Stated task:
Please set out the lines from the first line of the records through the line containing "pet-weight: 14 lbs" as a Markdown table with the columns Row and Line, skipping any blank lines.

%%

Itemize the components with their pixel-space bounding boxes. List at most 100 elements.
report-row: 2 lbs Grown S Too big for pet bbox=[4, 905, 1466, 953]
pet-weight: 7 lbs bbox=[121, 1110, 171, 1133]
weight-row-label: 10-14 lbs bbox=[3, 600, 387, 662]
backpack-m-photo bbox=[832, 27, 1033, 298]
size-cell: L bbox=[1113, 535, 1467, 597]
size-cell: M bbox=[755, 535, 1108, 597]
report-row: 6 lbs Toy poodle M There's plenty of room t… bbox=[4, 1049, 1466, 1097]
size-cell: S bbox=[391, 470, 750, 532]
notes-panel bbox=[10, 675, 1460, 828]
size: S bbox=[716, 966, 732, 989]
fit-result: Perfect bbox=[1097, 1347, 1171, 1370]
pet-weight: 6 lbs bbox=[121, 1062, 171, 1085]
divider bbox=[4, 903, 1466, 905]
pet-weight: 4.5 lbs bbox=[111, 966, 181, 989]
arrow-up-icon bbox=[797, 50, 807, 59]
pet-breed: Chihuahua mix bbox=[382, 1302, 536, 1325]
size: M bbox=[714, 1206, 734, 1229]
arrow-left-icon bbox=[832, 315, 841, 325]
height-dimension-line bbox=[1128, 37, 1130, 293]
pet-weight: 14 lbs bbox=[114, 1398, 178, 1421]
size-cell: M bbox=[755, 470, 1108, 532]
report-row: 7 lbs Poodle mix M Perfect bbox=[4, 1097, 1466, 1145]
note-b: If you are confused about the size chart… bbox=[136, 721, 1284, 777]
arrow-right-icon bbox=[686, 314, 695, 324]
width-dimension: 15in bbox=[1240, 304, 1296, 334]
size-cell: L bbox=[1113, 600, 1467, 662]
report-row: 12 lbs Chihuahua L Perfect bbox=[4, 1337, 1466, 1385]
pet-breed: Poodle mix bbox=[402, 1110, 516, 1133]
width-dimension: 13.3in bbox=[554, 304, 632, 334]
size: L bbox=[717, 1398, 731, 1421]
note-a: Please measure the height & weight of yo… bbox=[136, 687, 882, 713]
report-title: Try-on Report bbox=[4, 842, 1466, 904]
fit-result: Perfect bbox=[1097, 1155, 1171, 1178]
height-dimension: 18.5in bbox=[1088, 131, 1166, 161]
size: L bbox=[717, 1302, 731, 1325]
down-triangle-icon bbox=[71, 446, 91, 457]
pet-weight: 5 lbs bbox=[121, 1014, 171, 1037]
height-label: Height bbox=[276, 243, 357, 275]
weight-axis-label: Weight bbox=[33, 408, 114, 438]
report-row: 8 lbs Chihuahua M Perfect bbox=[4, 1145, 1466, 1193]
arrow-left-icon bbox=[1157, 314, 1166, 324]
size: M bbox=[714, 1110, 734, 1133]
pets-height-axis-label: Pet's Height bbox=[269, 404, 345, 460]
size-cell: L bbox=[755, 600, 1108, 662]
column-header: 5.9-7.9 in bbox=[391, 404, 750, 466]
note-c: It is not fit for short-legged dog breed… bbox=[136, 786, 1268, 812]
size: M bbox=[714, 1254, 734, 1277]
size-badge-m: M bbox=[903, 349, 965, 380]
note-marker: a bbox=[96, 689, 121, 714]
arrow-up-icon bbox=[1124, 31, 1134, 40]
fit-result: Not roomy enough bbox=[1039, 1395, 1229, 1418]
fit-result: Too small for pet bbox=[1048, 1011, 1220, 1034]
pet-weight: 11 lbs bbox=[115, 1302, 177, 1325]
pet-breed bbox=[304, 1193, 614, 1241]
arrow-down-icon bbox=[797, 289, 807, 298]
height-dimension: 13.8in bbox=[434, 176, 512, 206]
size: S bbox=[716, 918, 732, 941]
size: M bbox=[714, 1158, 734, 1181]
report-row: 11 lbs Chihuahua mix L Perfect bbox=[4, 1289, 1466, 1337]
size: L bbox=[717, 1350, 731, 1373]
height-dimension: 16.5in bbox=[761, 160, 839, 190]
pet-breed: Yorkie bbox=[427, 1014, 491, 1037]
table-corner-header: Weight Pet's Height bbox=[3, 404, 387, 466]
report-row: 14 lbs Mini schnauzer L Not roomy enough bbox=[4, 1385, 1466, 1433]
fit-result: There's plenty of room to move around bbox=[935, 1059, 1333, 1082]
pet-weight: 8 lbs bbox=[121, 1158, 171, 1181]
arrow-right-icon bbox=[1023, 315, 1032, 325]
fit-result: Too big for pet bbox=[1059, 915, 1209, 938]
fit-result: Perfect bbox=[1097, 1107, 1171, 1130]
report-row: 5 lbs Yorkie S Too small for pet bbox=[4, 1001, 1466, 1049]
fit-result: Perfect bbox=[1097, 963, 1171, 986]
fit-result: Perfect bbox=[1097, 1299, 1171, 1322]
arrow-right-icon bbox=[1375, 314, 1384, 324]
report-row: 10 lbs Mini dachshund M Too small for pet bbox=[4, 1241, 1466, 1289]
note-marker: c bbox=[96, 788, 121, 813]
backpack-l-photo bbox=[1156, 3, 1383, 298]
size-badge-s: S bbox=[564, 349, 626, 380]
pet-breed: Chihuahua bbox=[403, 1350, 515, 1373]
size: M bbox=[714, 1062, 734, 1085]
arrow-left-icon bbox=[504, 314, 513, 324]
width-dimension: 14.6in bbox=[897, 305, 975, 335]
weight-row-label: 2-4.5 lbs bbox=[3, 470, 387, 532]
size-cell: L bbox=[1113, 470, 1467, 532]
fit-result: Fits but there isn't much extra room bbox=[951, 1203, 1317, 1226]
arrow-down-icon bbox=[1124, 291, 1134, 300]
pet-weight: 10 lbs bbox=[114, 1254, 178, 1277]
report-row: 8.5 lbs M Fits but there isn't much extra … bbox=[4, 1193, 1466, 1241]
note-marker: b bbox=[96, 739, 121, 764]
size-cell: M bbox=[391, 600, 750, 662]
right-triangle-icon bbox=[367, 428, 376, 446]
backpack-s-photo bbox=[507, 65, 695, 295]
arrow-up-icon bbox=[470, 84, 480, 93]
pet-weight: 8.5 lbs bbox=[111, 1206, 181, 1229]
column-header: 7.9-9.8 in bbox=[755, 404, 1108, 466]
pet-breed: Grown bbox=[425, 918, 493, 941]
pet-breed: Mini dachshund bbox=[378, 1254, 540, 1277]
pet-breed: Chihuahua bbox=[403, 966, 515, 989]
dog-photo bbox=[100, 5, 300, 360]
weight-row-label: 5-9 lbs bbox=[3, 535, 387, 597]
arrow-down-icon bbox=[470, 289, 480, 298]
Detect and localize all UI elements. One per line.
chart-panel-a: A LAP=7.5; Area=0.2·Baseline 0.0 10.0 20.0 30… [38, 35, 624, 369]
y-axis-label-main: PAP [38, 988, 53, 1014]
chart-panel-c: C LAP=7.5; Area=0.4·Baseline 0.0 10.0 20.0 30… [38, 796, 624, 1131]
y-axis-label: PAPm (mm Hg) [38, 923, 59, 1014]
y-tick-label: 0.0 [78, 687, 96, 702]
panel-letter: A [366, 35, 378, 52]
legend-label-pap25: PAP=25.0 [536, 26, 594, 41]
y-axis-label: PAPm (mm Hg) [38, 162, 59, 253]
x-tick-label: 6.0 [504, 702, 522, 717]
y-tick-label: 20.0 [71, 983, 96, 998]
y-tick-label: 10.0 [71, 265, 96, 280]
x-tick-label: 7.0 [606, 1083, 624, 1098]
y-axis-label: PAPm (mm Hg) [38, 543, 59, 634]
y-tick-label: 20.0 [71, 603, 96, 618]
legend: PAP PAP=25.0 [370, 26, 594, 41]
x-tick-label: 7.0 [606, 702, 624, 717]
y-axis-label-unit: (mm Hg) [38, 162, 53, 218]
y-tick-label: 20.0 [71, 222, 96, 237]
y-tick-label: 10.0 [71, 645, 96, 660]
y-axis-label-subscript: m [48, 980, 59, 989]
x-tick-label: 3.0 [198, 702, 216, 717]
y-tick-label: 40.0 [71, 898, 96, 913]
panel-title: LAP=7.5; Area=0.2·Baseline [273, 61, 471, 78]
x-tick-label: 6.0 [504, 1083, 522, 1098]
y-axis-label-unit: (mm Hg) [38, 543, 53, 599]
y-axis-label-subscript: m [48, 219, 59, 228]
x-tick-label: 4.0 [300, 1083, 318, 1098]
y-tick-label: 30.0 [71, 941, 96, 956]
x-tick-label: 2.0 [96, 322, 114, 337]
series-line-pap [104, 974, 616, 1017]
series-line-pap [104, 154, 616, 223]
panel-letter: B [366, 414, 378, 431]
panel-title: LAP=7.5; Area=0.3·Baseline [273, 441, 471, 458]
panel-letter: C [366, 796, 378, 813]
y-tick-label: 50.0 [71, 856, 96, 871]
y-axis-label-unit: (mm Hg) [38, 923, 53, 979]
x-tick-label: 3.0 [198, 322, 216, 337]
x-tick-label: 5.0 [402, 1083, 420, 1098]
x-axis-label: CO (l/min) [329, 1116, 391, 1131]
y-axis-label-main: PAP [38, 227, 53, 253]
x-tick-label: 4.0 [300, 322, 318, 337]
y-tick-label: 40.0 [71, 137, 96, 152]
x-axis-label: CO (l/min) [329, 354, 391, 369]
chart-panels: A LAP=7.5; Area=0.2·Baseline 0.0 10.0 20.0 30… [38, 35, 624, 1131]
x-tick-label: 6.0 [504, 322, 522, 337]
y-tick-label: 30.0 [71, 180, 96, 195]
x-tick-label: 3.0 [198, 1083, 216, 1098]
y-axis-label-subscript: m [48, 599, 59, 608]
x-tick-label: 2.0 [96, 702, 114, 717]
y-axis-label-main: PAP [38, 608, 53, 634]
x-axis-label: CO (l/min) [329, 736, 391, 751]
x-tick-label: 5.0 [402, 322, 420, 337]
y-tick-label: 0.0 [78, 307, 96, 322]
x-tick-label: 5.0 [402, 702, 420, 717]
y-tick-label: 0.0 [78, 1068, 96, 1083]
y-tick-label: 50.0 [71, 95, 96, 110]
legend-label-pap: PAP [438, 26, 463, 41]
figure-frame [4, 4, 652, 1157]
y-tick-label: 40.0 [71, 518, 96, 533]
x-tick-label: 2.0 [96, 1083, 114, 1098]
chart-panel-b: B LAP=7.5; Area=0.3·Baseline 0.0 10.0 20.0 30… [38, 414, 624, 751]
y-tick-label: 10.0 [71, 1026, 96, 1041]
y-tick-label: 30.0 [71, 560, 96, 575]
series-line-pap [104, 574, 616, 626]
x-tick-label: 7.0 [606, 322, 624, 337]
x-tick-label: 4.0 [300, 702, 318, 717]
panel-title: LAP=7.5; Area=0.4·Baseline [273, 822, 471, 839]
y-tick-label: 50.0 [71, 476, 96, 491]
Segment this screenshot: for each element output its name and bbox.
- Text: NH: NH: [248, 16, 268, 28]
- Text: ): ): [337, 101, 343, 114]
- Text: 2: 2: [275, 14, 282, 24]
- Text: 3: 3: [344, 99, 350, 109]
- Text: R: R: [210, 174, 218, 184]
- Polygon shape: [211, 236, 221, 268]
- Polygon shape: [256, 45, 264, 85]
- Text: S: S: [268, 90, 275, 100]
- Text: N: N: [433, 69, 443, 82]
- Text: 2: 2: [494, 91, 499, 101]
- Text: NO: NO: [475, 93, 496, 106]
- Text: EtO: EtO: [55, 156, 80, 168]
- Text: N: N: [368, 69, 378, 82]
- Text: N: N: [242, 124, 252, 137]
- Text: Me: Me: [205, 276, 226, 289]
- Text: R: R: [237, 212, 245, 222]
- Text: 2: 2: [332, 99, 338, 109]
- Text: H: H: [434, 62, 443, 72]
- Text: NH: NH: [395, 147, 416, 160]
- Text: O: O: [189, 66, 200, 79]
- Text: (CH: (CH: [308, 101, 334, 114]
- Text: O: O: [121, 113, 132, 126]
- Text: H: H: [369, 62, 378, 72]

%%

Response to the exercise:
| Row | Line |
|---|---|
| 1 | Itemize the components with their pixel-space bounding boxes. List at most 100 elements. |
| 2 | report-row: 2 lbs Grown S Too big for pet bbox=[4, 905, 1466, 953] |
| 3 | pet-weight: 7 lbs bbox=[121, 1110, 171, 1133] |
| 4 | weight-row-label: 10-14 lbs bbox=[3, 600, 387, 662] |
| 5 | backpack-m-photo bbox=[832, 27, 1033, 298] |
| 6 | size-cell: L bbox=[1113, 535, 1467, 597] |
| 7 | size-cell: M bbox=[755, 535, 1108, 597] |
| 8 | report-row: 6 lbs Toy poodle M There's plenty of room t… bbox=[4, 1049, 1466, 1097] |
| 9 | size-cell: S bbox=[391, 470, 750, 532] |
| 10 | notes-panel bbox=[10, 675, 1460, 828] |
| 11 | size: S bbox=[716, 966, 732, 989] |
| 12 | fit-result: Perfect bbox=[1097, 1347, 1171, 1370] |
| 13 | pet-weight: 6 lbs bbox=[121, 1062, 171, 1085] |
| 14 | divider bbox=[4, 903, 1466, 905] |
| 15 | pet-weight: 4.5 lbs bbox=[111, 966, 181, 989] |
| 16 | arrow-up-icon bbox=[797, 50, 807, 59] |
| 17 | pet-breed: Chihuahua mix bbox=[382, 1302, 536, 1325] |
| 18 | size: M bbox=[714, 1206, 734, 1229] |
| 19 | arrow-left-icon bbox=[832, 315, 841, 325] |
| 20 | height-dimension-line bbox=[1128, 37, 1130, 293] |
| 21 | pet-weight: 14 lbs bbox=[114, 1398, 178, 1421] |